YOUR INSTRUCTIONS: Print the listing in full, exactly as it stands.

DATASET CONTENT:
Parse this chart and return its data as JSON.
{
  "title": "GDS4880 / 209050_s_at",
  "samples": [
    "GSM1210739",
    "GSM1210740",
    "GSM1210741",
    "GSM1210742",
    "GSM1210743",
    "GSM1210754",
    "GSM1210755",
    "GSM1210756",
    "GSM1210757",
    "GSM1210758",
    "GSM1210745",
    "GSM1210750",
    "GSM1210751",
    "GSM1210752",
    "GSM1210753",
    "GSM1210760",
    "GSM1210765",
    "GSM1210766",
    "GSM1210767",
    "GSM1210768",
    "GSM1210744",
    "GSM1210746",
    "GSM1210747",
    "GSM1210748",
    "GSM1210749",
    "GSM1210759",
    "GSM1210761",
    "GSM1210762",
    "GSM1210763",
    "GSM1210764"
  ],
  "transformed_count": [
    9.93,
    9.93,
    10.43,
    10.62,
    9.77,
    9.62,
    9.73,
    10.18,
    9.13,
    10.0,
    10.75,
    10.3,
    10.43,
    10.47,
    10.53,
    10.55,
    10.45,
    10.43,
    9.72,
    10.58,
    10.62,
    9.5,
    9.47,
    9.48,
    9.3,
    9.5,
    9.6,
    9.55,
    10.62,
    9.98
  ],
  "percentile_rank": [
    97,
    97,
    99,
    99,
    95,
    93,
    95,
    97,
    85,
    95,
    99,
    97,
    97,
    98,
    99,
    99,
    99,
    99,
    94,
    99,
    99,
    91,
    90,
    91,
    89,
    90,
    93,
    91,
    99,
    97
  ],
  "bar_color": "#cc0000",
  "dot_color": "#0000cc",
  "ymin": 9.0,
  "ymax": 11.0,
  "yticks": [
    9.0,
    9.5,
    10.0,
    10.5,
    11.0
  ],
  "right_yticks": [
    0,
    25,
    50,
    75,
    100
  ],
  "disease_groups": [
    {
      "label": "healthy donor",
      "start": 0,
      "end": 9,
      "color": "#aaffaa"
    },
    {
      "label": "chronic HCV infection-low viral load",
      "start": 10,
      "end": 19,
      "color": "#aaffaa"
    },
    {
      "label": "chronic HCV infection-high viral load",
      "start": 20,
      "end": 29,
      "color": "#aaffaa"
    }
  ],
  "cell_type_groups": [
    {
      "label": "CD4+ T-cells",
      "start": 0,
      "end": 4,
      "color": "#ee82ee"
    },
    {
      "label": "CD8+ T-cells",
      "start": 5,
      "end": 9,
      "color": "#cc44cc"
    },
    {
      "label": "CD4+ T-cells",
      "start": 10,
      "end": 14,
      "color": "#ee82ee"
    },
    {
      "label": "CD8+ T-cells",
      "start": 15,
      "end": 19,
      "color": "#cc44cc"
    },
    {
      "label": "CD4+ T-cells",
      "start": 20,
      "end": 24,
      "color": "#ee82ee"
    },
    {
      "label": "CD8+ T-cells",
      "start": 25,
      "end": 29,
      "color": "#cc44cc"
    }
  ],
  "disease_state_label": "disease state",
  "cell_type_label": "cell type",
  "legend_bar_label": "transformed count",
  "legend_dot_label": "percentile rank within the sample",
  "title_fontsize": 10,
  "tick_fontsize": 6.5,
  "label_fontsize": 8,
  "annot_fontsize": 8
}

OUTPUT OF THE TASK:
Parse this chart and return its data as JSON.
{
  "title": "GDS4880 / 209050_s_at",
  "samples": [
    "GSM1210739",
    "GSM1210740",
    "GSM1210741",
    "GSM1210742",
    "GSM1210743",
    "GSM1210754",
    "GSM1210755",
    "GSM1210756",
    "GSM1210757",
    "GSM1210758",
    "GSM1210745",
    "GSM1210750",
    "GSM1210751",
    "GSM1210752",
    "GSM1210753",
    "GSM1210760",
    "GSM1210765",
    "GSM1210766",
    "GSM1210767",
    "GSM1210768",
    "GSM1210744",
    "GSM1210746",
    "GSM1210747",
    "GSM1210748",
    "GSM1210749",
    "GSM1210759",
    "GSM1210761",
    "GSM1210762",
    "GSM1210763",
    "GSM1210764"
  ],
  "transformed_count": [
    9.93,
    9.93,
    10.43,
    10.62,
    9.77,
    9.62,
    9.73,
    10.18,
    9.13,
    10.0,
    10.75,
    10.3,
    10.43,
    10.47,
    10.53,
    10.55,
    10.45,
    10.43,
    9.72,
    10.58,
    10.62,
    9.5,
    9.47,
    9.48,
    9.3,
    9.5,
    9.6,
    9.55,
    10.62,
    9.98
  ],
  "percentile_rank": [
    97,
    97,
    99,
    99,
    95,
    93,
    95,
    97,
    85,
    95,
    99,
    97,
    97,
    98,
    99,
    99,
    99,
    99,
    94,
    99,
    99,
    91,
    90,
    91,
    89,
    90,
    93,
    91,
    99,
    97
  ],
  "bar_color": "#cc0000",
  "dot_color": "#0000cc",
  "ymin": 9.0,
  "ymax": 11.0,
  "yticks": [
    9.0,
    9.5,
    10.0,
    10.5,
    11.0
  ],
  "right_yticks": [
    0,
    25,
    50,
    75,
    100
  ],
  "disease_groups": [
    {
      "label": "healthy donor",
      "start": 0,
      "end": 9,
      "color": "#aaffaa"
    },
    {
      "label": "chronic HCV infection-low viral load",
      "start": 10,
      "end": 19,
      "color": "#aaffaa"
    },
    {
      "label": "chronic HCV infection-high viral load",
      "start": 20,
      "end": 29,
      "color": "#aaffaa"
    }
  ],
  "cell_type_groups": [
    {
      "label": "CD4+ T-cells",
      "start": 0,
      "end": 4,
      "color": "#ee82ee"
    },
    {
      "label": "CD8+ T-cells",
      "start": 5,
      "end": 9,
      "color": "#cc44cc"
    },
    {
      "label": "CD4+ T-cells",
      "start": 10,
      "end": 14,
      "color": "#ee82ee"
    },
    {
      "label": "CD8+ T-cells",
      "start": 15,
      "end": 19,
      "color": "#cc44cc"
    },
    {
      "label": "CD4+ T-cells",
      "start": 20,
      "end": 24,
      "color": "#ee82ee"
    },
    {
      "label": "CD8+ T-cells",
      "start": 25,
      "end": 29,
      "color": "#cc44cc"
    }
  ],
  "disease_state_label": "disease state",
  "cell_type_label": "cell type",
  "legend_bar_label": "transformed count",
  "legend_dot_label": "percentile rank within the sample",
  "title_fontsize": 10,
  "tick_fontsize": 6.5,
  "label_fontsize": 8,
  "annot_fontsize": 8
}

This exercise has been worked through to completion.